** Start **

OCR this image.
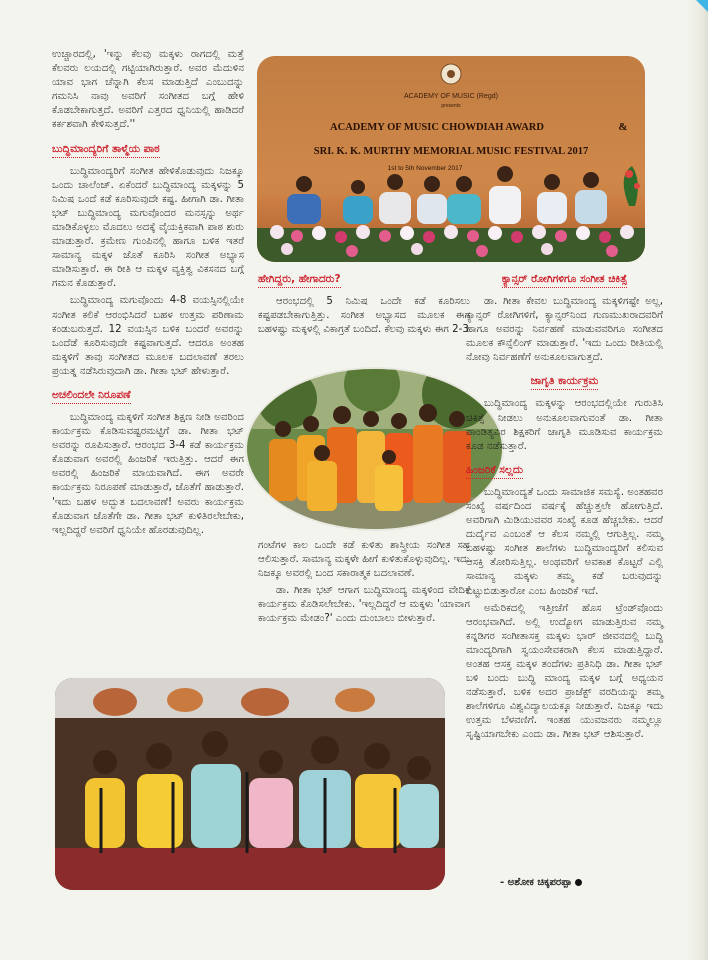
ಉಚ್ಚಾರದಲ್ಲಿ, 'ಇನ್ನು ಕೆಲವು ಮಕ್ಕಳು ರಾಗದಲ್ಲಿ ಮತ್ತೆ ಕೆಲವರು ಲಯದಲ್ಲಿ ಗಟ್ಟಿಯಾಗಿರುತ್ತಾರೆ. ಅವರ ಮೆದುಳಿನ ಯಾವ ಭಾಗ ಚೆನ್ನಾಗಿ ಕೆಲಸ ಮಾಡುತ್ತಿದೆ ಎಂಬುದನ್ನು ಗಮನಿಸಿ ನಾವು ಅವರಿಗೆ ಸಂಗೀತದ ಬಗ್ಗೆ ಹೇಳಿ ಕೊಡಬೇಕಾಗುತ್ತದೆ. ಅವರಿಗೆ ಎತ್ತರದ ಧ್ವನಿಯಲ್ಲಿ ಹಾಡಿದರೆ ಕರ್ಕಶವಾಗಿ ಕೇಳಿಸುತ್ತದೆ.''

ಬುದ್ಧಿಮಾಂದ್ಯರಿಗೆ ತಾಳ್ಮೆಯ ಪಾಠ

ಬುದ್ಧಿಮಾಂದ್ಯರಿಗೆ ಸಂಗೀತ ಹೇಳಿಕೊಡುವುದು ನಿಜಕ್ಕೂ ಒಂದು ಚಾಲೆಂಜ್. ಏಕೆಂದರೆ ಬುದ್ಧಿಮಾಂದ್ಯ ಮಕ್ಕಳನ್ನು 5 ನಿಮಿಷ ಒಂದೆ ಕಡೆ ಕೂರಿಸುವುದೇ ಕಷ್ಟ. ಹೀಗಾಗಿ ಡಾ. ಗೀತಾ ಭಟ್ ಬುದ್ಧಿಮಾಂದ್ಯ ಮಗುವೊಂದರ ಮನಸ್ಸನ್ನು ಅರ್ಥ ಮಾಡಿಕೊಳ್ಳಲು ಮೊದಲು ಅದಕ್ಕೆ ವೈಯಕ್ತಿಕವಾಗಿ ಪಾಠ ಶುರು ಮಾಡುತ್ತಾರೆ. ಕ್ರಮೇಣ ಗುಂಪಿನಲ್ಲಿ ಹಾಗೂ ಬಳಿಕ ಇತರೆ ಸಾಮಾನ್ಯ ಮಕ್ಕಳ ಜೊತೆ ಕೂರಿಸಿ ಸಂಗೀತ ಅಭ್ಯಾಸ ಮಾಡಿಸುತ್ತಾರೆ. ಈ ರೀತಿ ಆ ಮಕ್ಕಳ ವ್ಯಕ್ತಿತ್ವ ವಿಕಸನದ ಬಗ್ಗೆ ಗಮನ ಕೊಡುತ್ತಾರೆ.

ಬುದ್ಧಿಮಾಂದ್ಯ ಮಗುವೊಂದು 4-8 ವಯಸ್ಸಿನಲ್ಲಿಯೇ ಸಂಗೀತ ಕಲಿಕೆ ಆರಂಭಿಸಿದರೆ ಬಹಳ ಉತ್ತಮ ಪರಿಣಾಮ ಕಂಡುಬರುತ್ತದೆ. 12 ವಯಸ್ಸಿನ ಬಳಿಕ ಬಂದರೆ ಅವರನ್ನು ಒಂದೆಡೆ ಕೂರಿಸುವುದೇ ಕಷ್ಟವಾಗುತ್ತದೆ. ಆದರೂ ಅಂತಹ ಮಕ್ಕಳಿಗೆ ತಾವು ಸಂಗೀತದ ಮೂಲಕ ಬದಲಾವಣೆ ತರಲು ಪ್ರಯತ್ನ ನಡೆಸಿರುವುದಾಗಿ ಡಾ. ಗೀತಾ ಭಟ್ ಹೇಳುತ್ತಾರೆ.

ಅಚಲಿಂದಲೇ ನಿರೂಪಣೆ

ಬುದ್ಧಿಮಾಂದ್ಯ ಮಕ್ಕಳಿಗೆ ಸಂಗೀತ ಶಿಕ್ಷಣ ನೀಡಿ ಅವರಿಂದ ಕಾರ್ಯಕ್ರಮ ಕೊಡಿಸುವಷ್ಟರಮಟ್ಟಿಗೆ ಡಾ. ಗೀತಾ ಭಟ್ ಅವರನ್ನು ರೂಪಿಸುತ್ತಾರೆ. ಆರಂಭದ 3-4 ಕಡೆ ಕಾರ್ಯಕ್ರಮ ಕೊಡುವಾಗ ಅವರಲ್ಲಿ ಹಿಂಜರಿಕೆ ಇರುತ್ತಿತ್ತು. ಆದರೆ ಈಗ ಅವರಲ್ಲಿ ಹಿಂಜರಿಕೆ ಮಾಯವಾಗಿದೆ. ಈಗ ಅವರೇ ಕಾರ್ಯಕ್ರಮ ನಿರೂಪಣೆ ಮಾಡುತ್ತಾರೆ, ಜೊತೆಗೆ ಹಾಡುತ್ತಾರೆ. 'ಇದು ಬಹಳ ಅದ್ಭುತ ಬದಲಾವಣೆ! ಅವರು ಕಾರ್ಯಕ್ರಮ ಕೊಡುವಾಗ ಜೊತೆಗೇ ಡಾ. ಗೀತಾ ಭಟ್ ಕುಳಿತಿರಲೇಬೇಕು, ಇಲ್ಲದಿದ್ದರೆ ಅವರಿಗೆ ಧ್ವನಿಯೇ ಹೊರಡುವುದಿಲ್ಲ.

ACADEMY OF MUSIC (Regd)
presents
ACADEMY OF MUSIC CHOWDIAH AWARD	&
SRI. K. K. MURTHY MEMORIAL MUSIC FESTIVAL 2017
1st to 5th November 2017
ಹೇಗಿದ್ದರು, ಹೇಗಾದರು?

ಆರಂಭದಲ್ಲಿ 5 ನಿಮಿಷ ಒಂದೇ ಕಡೆ ಕೂರಿಸಲು ಕಷ್ಟಪಡಬೇಕಾಗುತ್ತಿತ್ತು. ಸಂಗೀತ ಅಭ್ಯಾಸದ ಮೂಲಕ ಈಗ ಬಹಳಷ್ಟು ಮಕ್ಕಳಲ್ಲಿ ವಿಕಾಗ್ರತೆ ಬಂದಿದೆ. ಕೆಲವು ಮಕ್ಕಳು ಈಗ 2-3

ಗಂಟೆಗಳ ಕಾಲ ಒಂದೇ ಕಡೆ ಕುಳಿತು ಶಾಸ್ತ್ರೀಯ ಸಂಗೀತ ಸಹ ಆಲಿಸುತ್ತಾರೆ. ಸಾಮಾನ್ಯ ಮಕ್ಕಳೇ ಹೀಗೆ ಕುಳಿತುಕೊಳ್ಳುವುದಿಲ್ಲ. ಇದು ನಿಜಕ್ಕೂ ಅವರಲ್ಲಿ ಬಂದ ಸಕಾರಾತ್ಮಕ ಬದಲಾವಣೆ.

ಡಾ. ಗೀತಾ ಭಟ್ ಆಗಾಗ ಬುದ್ಧಿಮಾಂದ್ಯ ಮಕ್ಕಳಿಂದ ವೇದಿಕೆ ಕಾರ್ಯಕ್ರಮ ಕೊಡಿಸಲೇಬೇಕು. 'ಇಲ್ಲದಿದ್ದರೆ ಆ ಮಕ್ಕಳು 'ಯಾವಾಗ ಕಾರ್ಯಕ್ರಮ ಮೇಡಂ?' ಎಂದು ದುಂಬಾಲು ಬೀಳುತ್ತಾರೆ.

ಕ್ಯಾನ್ಸರ್ ರೋಗಿಗಳಿಗೂ ಸಂಗೀತ ಚಿಕಿತ್ಸೆ

ಡಾ. ಗೀತಾ ಕೇವಲ ಬುದ್ಧಿಮಾಂದ್ಯ ಮಕ್ಕಳಿಗಷ್ಟೇ ಅಲ್ಲ, ಕ್ಯಾನ್ಸರ್ ರೋಗಿಗಳಿಗೆ, ಕ್ಯಾನ್ಸರ್‌ನಿಂದ ಗುಣಮುಖರಾದವರಿಗೆ ಹಾಗೂ ಅವರನ್ನು ನಿರ್ವಹಣೆ ಮಾಡುವವರಿಗೂ ಸಂಗೀತದ ಮೂಲಕ ಕೌನ್ಸೆಲಿಂಗ್ ಮಾಡುತ್ತಾರೆ. 'ಇದು ಒಂದು ರೀತಿಯಲ್ಲಿ ನೋವು ನಿರ್ವಹಣೆಗೆ ಅನುಕೂಲವಾಗುತ್ತದೆ.

ಜಾಗೃತಿ ಕಾರ್ಯಕ್ರಮ

ಬುದ್ಧಿಮಾಂದ್ಯ ಮಕ್ಕಳನ್ನು ಆರಂಭದಲ್ಲಿಯೇ ಗುರುತಿಸಿ ಚಿಕಿತ್ಸೆ ನೀಡಲು ಅನುಕೂಲವಾಗುವಂತೆ ಡಾ. ಗೀತಾ ಪಾಂಡಿತ್ಯವಿರ ಶಿಕ್ಷಕರಿಗೆ ಜಾಗೃತಿ ಮೂಡಿಸುವ ಕಾರ್ಯಕ್ರಮ ಕೂಡ ನಡೆಸುತ್ತಾರೆ.

ಹಿಂಜರಿಕೆ ಸಲ್ಲದು

ಬುದ್ಧಿಮಾಂದ್ಯತೆ ಒಂದು ಸಾಮಾಜಿಕ ಸಮಸ್ಯೆ. ಅಂತಹವರ ಸಂಖ್ಯೆ ವರ್ಷದಿಂದ ವರ್ಷಕ್ಕೆ ಹೆಚ್ಚುತ್ತಲೇ ಹೋಗುತ್ತಿದೆ. ಅವರಿಗಾಗಿ ಮಿಡಿಯುವವರ ಸಂಖ್ಯೆ ಕೂಡ ಹೆಚ್ಚಬೇಕು. ಆದರೆ ದುರ್ದೈವ ಎಂಬಂತೆ ಆ ಕೆಲಸ ನಮ್ಮಲ್ಲಿ ಆಗುತ್ತಿಲ್ಲ. ನಮ್ಮ ಬಹಳಷ್ಟು ಸಂಗೀತ ಶಾಲೆಗಳು ಬುದ್ಧಿಮಾಂದ್ಯರಿಗೆ ಕಲಿಸುವ ಆಸಕ್ತಿ ತೋರಿಸುತ್ತಿಲ್ಲ. ಅಂಥವರಿಗೆ ಅವಕಾಶ ಕೊಟ್ಟರೆ ಎಲ್ಲಿ ಸಾಮಾನ್ಯ ಮಕ್ಕಳು ತಮ್ಮ ಕಡೆ ಬರುವುದನ್ನು ಬಿಟ್ಟುಬಿಡುತ್ತಾರೋ ಎಂಬ ಹಿಂಜರಿಕೆ ಇದೆ.

ಅಮೆರಿಕದಲ್ಲಿ ಇತ್ತೀಚೆಗೆ ಹೊಸ ಟ್ರೆಂಡ್‌ವೊಂದು ಆರಂಭವಾಗಿದೆ. ಅಲ್ಲಿ ಉದ್ಯೋಗ ಮಾಡುತ್ತಿರುವ ನಮ್ಮ ಕನ್ನಡಿಗರ ಸಂಗೀತಾಸಕ್ತ ಮಕ್ಕಳು ಭಾರ್ ಜೀವನದಲ್ಲಿ ಬುದ್ಧಿ ಮಾಂದ್ಯರಿಗಾಗಿ ಸ್ವಯಂಸೇವಕರಾಗಿ ಕೆಲಸ ಮಾಡುತ್ತಿದ್ದಾರೆ. ಅಂತಹ ಆಸಕ್ತ ಮಕ್ಕಳ ತಂದೆಗಳು ಪ್ರತಿನಿಧಿ ಡಾ. ಗೀತಾ ಭಟ್ ಬಳಿ ಬಂದು ಬುದ್ಧಿ ಮಾಂದ್ಯ ಮಕ್ಕಳ ಬಗ್ಗೆ ಅಧ್ಯಯನ ನಡೆಸುತ್ತಾರೆ. ಬಳಿಕ ಅದರ ಪ್ರಾಜೆಕ್ಟ್ ವರದಿಯನ್ನು ತಮ್ಮ ಶಾಲೆಗಳಿಗೂ ವಿಶ್ವವಿದ್ಯಾಲಯಕ್ಕೂ ನೀಡುತ್ತಾರೆ. ನಿಜಕ್ಕೂ ಇದು ಉತ್ತಮ ಬೆಳವಣಿಗೆ. ಇಂತಹ ಯುವಜನರು ನಮ್ಮಲ್ಲೂ ಸೃಷ್ಟಿಯಾಗಬೇಕು ಎಂದು ಡಾ. ಗೀತಾ ಭಟ್ ಆಶಿಸುತ್ತಾರೆ.

- ಅಶೋಕ ಚಿಕ್ಕಪರಪ್ಪಾ
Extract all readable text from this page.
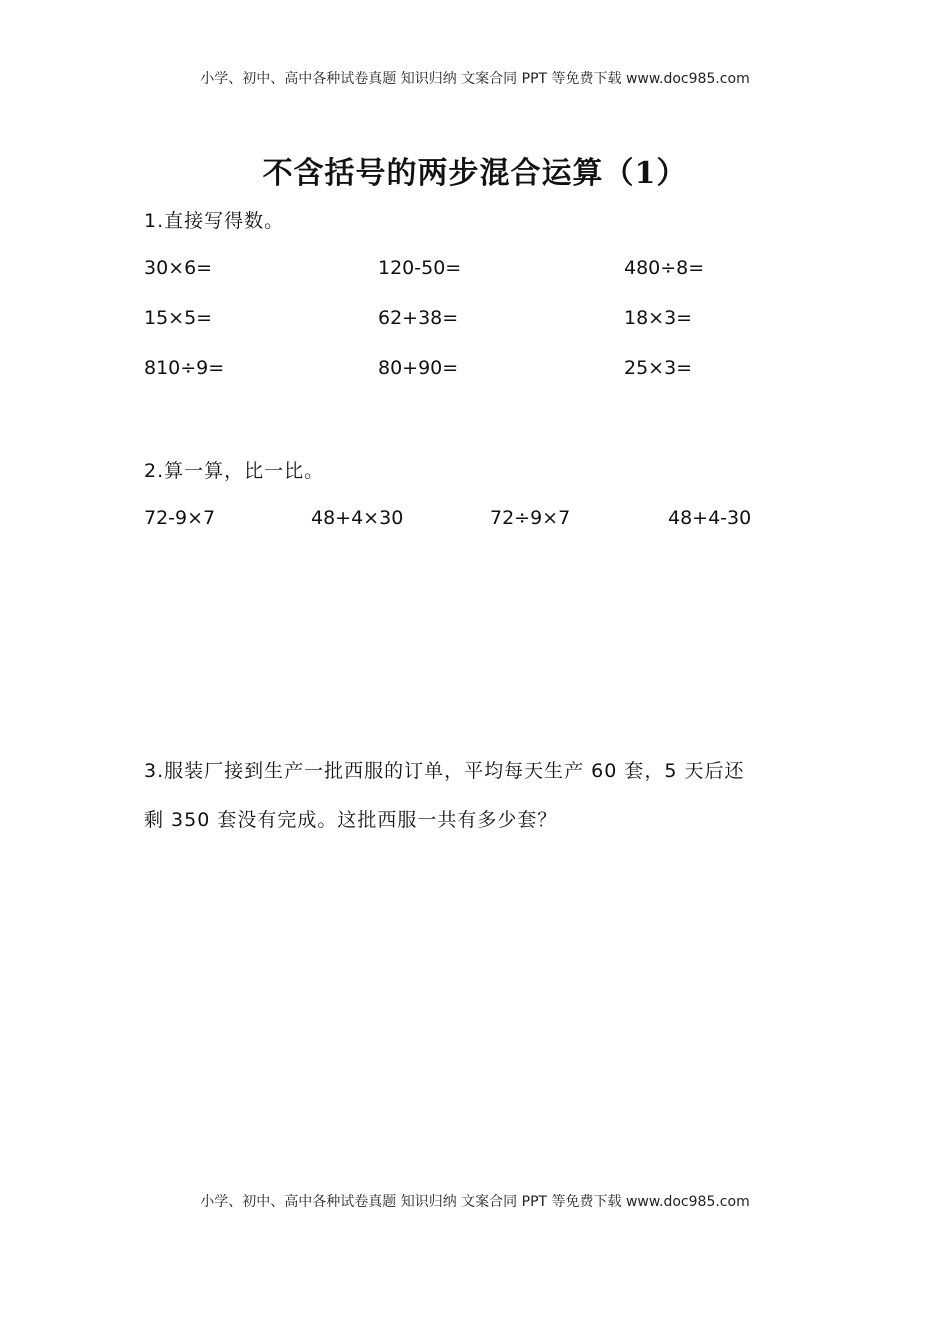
小学、初中、高中各种试卷真题 知识归纳 文案合同 PPT 等免费下载 www.doc985.com
不含括号的两步混合运算（1）
1.直接写得数。
30×6=	120-50=	480÷8=
15×5=	62+38=	18×3=
810÷9=	80+90=	25×3=
2.算一算，比一比。
72-9×7	48+4×30	72÷9×7	48+4-30
3.服装厂接到生产一批西服的订单，平均每天生产 60 套，5 天后还
剩 350 套没有完成。这批西服一共有多少套？
小学、初中、高中各种试卷真题 知识归纳 文案合同 PPT 等免费下载 www.doc985.com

** End **

**Written instruction:**
Within the listing above, work out how many lines contain the string "this", and reply with that number only.

**Solution to the exercise:**
2